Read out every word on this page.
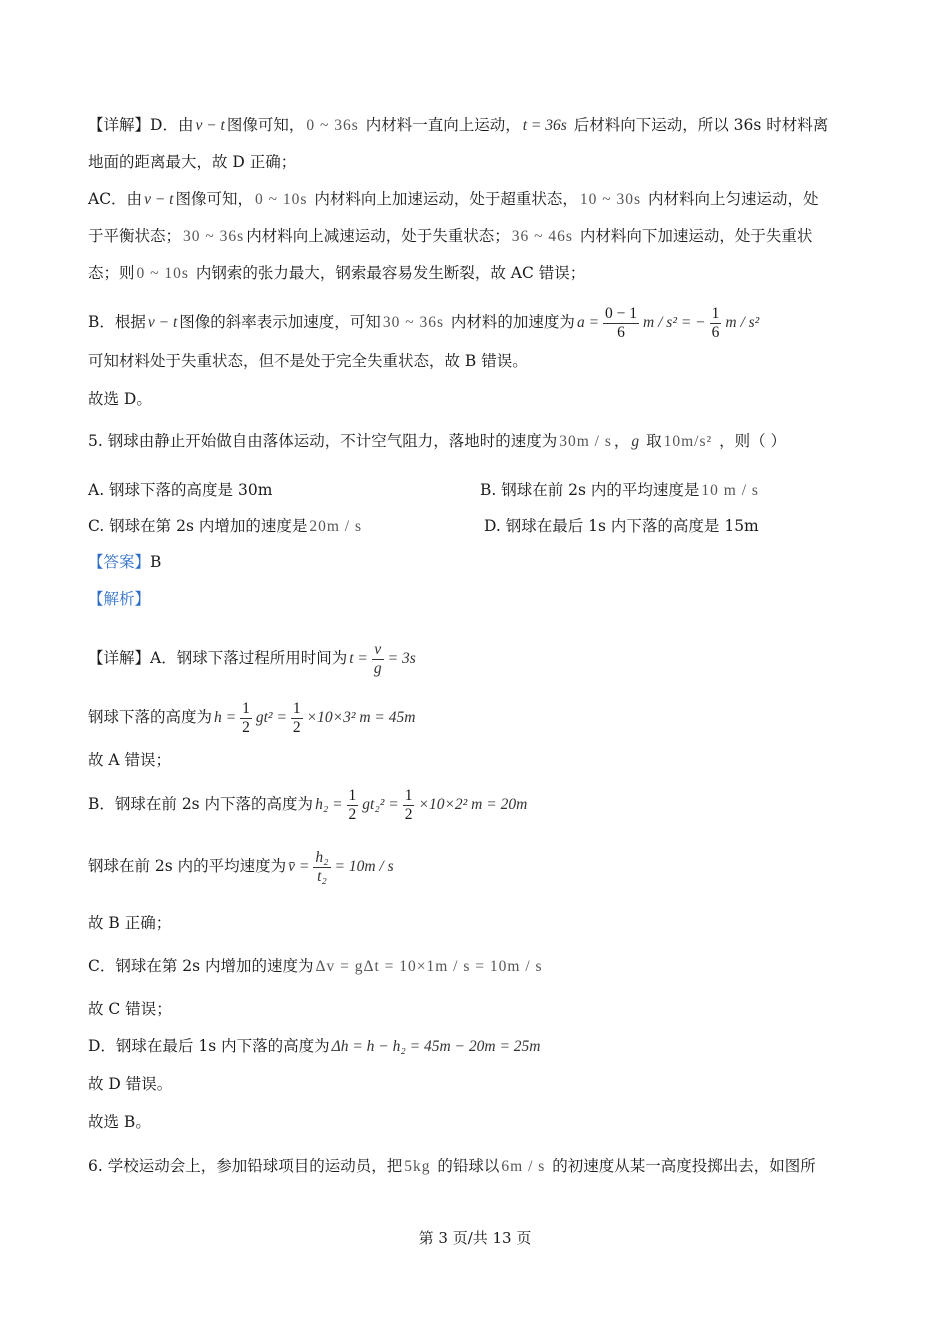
【详解】D．由 v − t 图像可知， 0 ~ 36s 内材料一直向上运动， t = 36s 后材料向下运动，所以 36s 时材料离
地面的距离最大，故 D 正确；
AC．由 v − t 图像可知， 0 ~ 10s 内材料向上加速运动，处于超重状态， 10 ~ 30s 内材料向上匀速运动，处
于平衡状态； 30 ~ 36s 内材料向上减速运动，处于失重状态； 36 ~ 46s 内材料向下加速运动，处于失重状
态；则 0 ~ 10s 内钢索的张力最大，钢索最容易发生断裂，故 AC 错误；
B．根据 v − t 图像的斜率表示加速度，可知 30 ~ 36s 内材料的加速度为 $a = \frac{0 - 1}{6}$ m / s² = − $\frac{1}{6}$ m / s²
可知材料处于失重状态，但不是处于完全失重状态，故 B 错误。
故选 D。
5. 钢球由静止开始做自由落体运动，不计空气阻力，落地时的速度为 30m / s ， g 取 10m/s² ，则（ ）
A. 钢球下落的高度是 30m	B. 钢球在前 2s 内的平均速度是 10 m / s
C. 钢球在第 2s 内增加的速度是 20m / s	D. 钢球在最后 1s 内下落的高度是 15m
【答案】B
【解析】
【详解】A．钢球下落过程所用时间为 $t = \frac{v}{g} = 3s$
钢球下落的高度为 $h = \frac{1}{2} gt^2 = \frac{1}{2} \times 10\times 3^2$ m = 45m
故 A 错误；
B．钢球在前 2s 内下落的高度为 $h_2 = \frac{1}{2} gt_2^2 = \frac{1}{2} \times 10\times 2^2$ m = 20m
钢球在前 2s 内的平均速度为 v̄ = $\frac{\text{h₂}}{\text{t₂}} = 10m / s$
故 B 正确；
C．钢球在第 2s 内增加的速度为 Δv = gΔt = 10×1m / s = 10m / s
故 C 错误；
D．钢球在最后 1s 内下落的高度为 Δh = h − h₂ = 45m − 20m = 25m
故 D 错误。
故选 B。
6. 学校运动会上，参加铅球项目的运动员，把 5kg 的铅球以 6m / s 的初速度从某一高度投掷出去，如图所
第 3 页/共 13 页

+---+

* _Work to do_
Transcribe every line in the entries above, taking out only the images.

* _Written answer_
Read out every word on this page.
【详解】D．由 v − t 图像可知， 0 ~ 36s 内材料一直向上运动， t = 36s 后材料向下运动，所以 36s 时材料离
地面的距离最大，故 D 正确；
AC．由 v − t 图像可知， 0 ~ 10s 内材料向上加速运动，处于超重状态， 10 ~ 30s 内材料向上匀速运动，处
于平衡状态； 30 ~ 36s 内材料向上减速运动，处于失重状态； 36 ~ 46s 内材料向下加速运动，处于失重状
态；则 0 ~ 10s 内钢索的张力最大，钢索最容易发生断裂，故 AC 错误；
B．根据 v − t 图像的斜率表示加速度，可知 30 ~ 36s 内材料的加速度为 $a = \frac{0 - 1}{6}$ m / s² = − $\frac{1}{6}$ m / s²
可知材料处于失重状态，但不是处于完全失重状态，故 B 错误。
故选 D。
5. 钢球由静止开始做自由落体运动，不计空气阻力，落地时的速度为 30m / s ， g 取 10m/s² ，则（ ）
A. 钢球下落的高度是 30m	B. 钢球在前 2s 内的平均速度是 10 m / s
C. 钢球在第 2s 内增加的速度是 20m / s	D. 钢球在最后 1s 内下落的高度是 15m
【答案】B
【解析】
【详解】A．钢球下落过程所用时间为 $t = \frac{v}{g} = 3s$
钢球下落的高度为 $h = \frac{1}{2} gt^2 = \frac{1}{2} \times 10\times 3^2$ m = 45m
故 A 错误；
B．钢球在前 2s 内下落的高度为 $h_2 = \frac{1}{2} gt_2^2 = \frac{1}{2} \times 10\times 2^2$ m = 20m
钢球在前 2s 内的平均速度为 v̄ = $\frac{\text{h₂}}{\text{t₂}} = 10m / s$
故 B 正确；
C．钢球在第 2s 内增加的速度为 Δv = gΔt = 10×1m / s = 10m / s
故 C 错误；
D．钢球在最后 1s 内下落的高度为 Δh = h − h₂ = 45m − 20m = 25m
故 D 错误。
故选 B。
6. 学校运动会上，参加铅球项目的运动员，把 5kg 的铅球以 6m / s 的初速度从某一高度投掷出去，如图所
第 3 页/共 13 页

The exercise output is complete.